### What to work on
Output the entries word for word. Omit images.
--- start of Provided entries ---
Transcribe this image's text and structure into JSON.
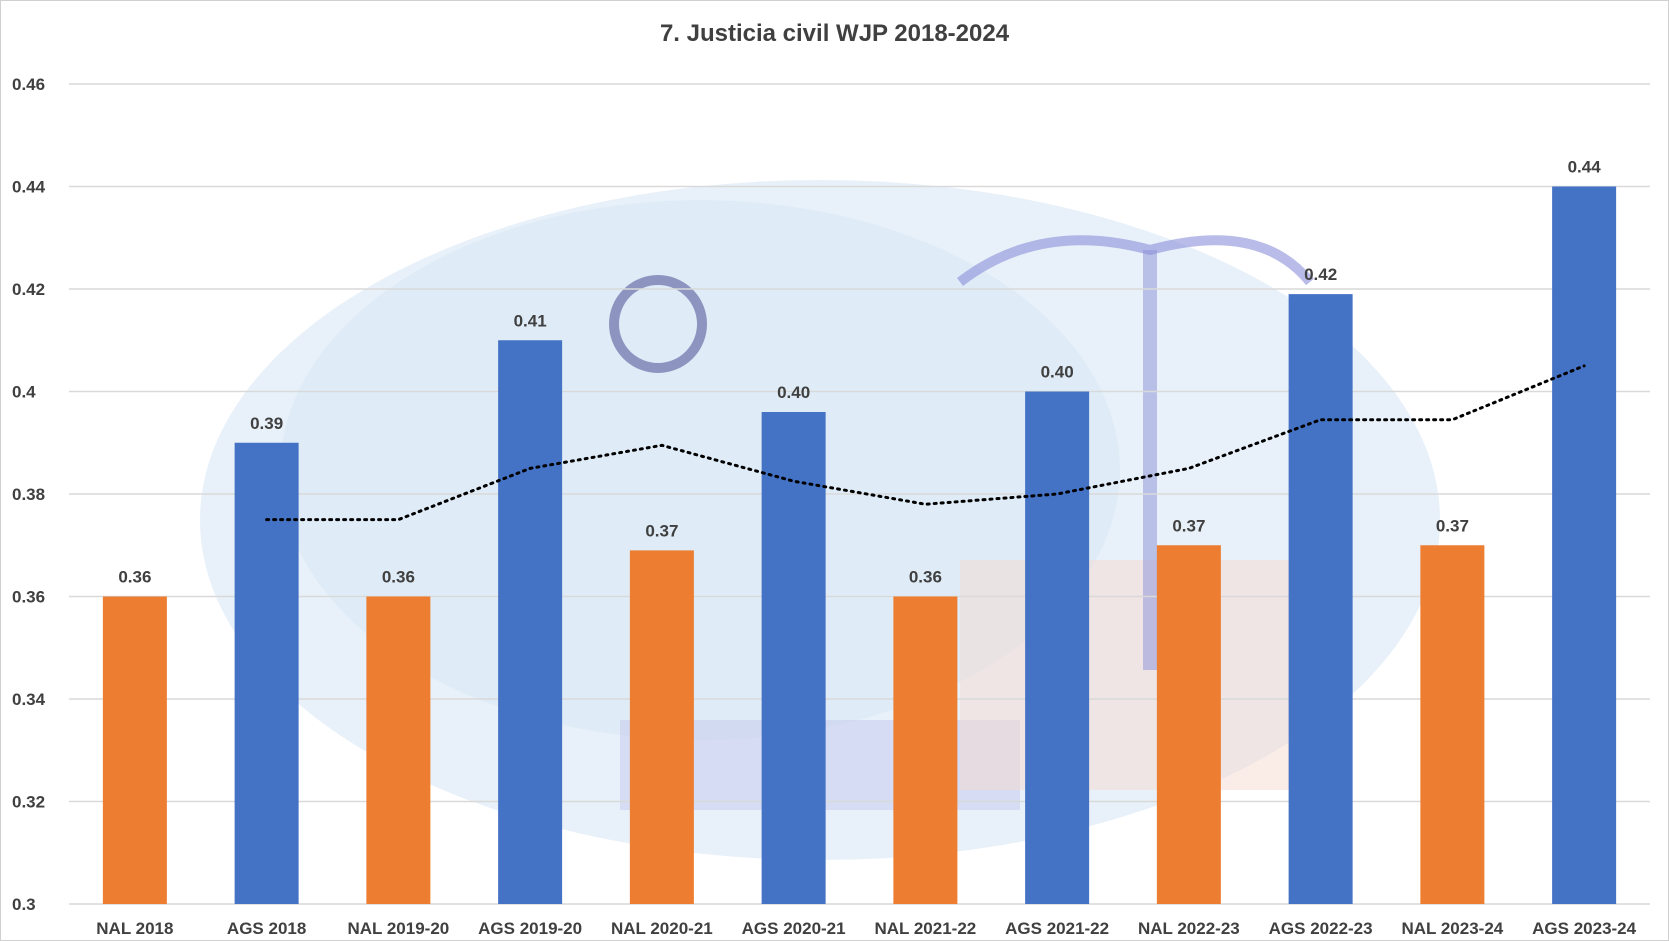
{
  "chart_data": {
    "type": "bar",
    "title": "7. Justicia civil WJP 2018-2024",
    "xlabel": "",
    "ylabel": "",
    "ylim": [
      0.3,
      0.46
    ],
    "yticks": [
      "0.3",
      "0.32",
      "0.34",
      "0.36",
      "0.38",
      "0.4",
      "0.42",
      "0.44",
      "0.46"
    ],
    "grid": true,
    "categories": [
      "NAL 2018",
      "AGS 2018",
      "NAL 2019-20",
      "AGS 2019-20",
      "NAL 2020-21",
      "AGS 2020-21",
      "NAL 2021-22",
      "AGS 2021-22",
      "NAL 2022-23",
      "AGS 2022-23",
      "NAL 2023-24",
      "AGS 2023-24"
    ],
    "values": [
      0.36,
      0.39,
      0.36,
      0.41,
      0.369,
      0.396,
      0.36,
      0.4,
      0.37,
      0.419,
      0.37,
      0.44
    ],
    "data_labels": [
      "0.36",
      "0.39",
      "0.36",
      "0.41",
      "0.37",
      "0.40",
      "0.36",
      "0.40",
      "0.37",
      "0.42",
      "0.37",
      "0.44"
    ],
    "colors": {
      "NAL": "#ED7D31",
      "AGS": "#4472C4"
    },
    "trendline": {
      "type": "2-period moving average",
      "style": "dotted",
      "color": "#000000",
      "values": [
        null,
        0.375,
        0.375,
        0.385,
        0.3895,
        0.3825,
        0.378,
        0.38,
        0.385,
        0.3945,
        0.3945,
        0.405
      ]
    }
  }
}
--- end of Provided entries ---
### Exercise result
Transcribe this image's text and structure into JSON.
{
  "chart_data": {
    "type": "bar",
    "title": "7. Justicia civil WJP 2018-2024",
    "xlabel": "",
    "ylabel": "",
    "ylim": [
      0.3,
      0.46
    ],
    "yticks": [
      "0.3",
      "0.32",
      "0.34",
      "0.36",
      "0.38",
      "0.4",
      "0.42",
      "0.44",
      "0.46"
    ],
    "grid": true,
    "categories": [
      "NAL 2018",
      "AGS 2018",
      "NAL 2019-20",
      "AGS 2019-20",
      "NAL 2020-21",
      "AGS 2020-21",
      "NAL 2021-22",
      "AGS 2021-22",
      "NAL 2022-23",
      "AGS 2022-23",
      "NAL 2023-24",
      "AGS 2023-24"
    ],
    "values": [
      0.36,
      0.39,
      0.36,
      0.41,
      0.369,
      0.396,
      0.36,
      0.4,
      0.37,
      0.419,
      0.37,
      0.44
    ],
    "data_labels": [
      "0.36",
      "0.39",
      "0.36",
      "0.41",
      "0.37",
      "0.40",
      "0.36",
      "0.40",
      "0.37",
      "0.42",
      "0.37",
      "0.44"
    ],
    "colors": {
      "NAL": "#ED7D31",
      "AGS": "#4472C4"
    },
    "trendline": {
      "type": "2-period moving average",
      "style": "dotted",
      "color": "#000000",
      "values": [
        null,
        0.375,
        0.375,
        0.385,
        0.3895,
        0.3825,
        0.378,
        0.38,
        0.385,
        0.3945,
        0.3945,
        0.405
      ]
    }
  }
}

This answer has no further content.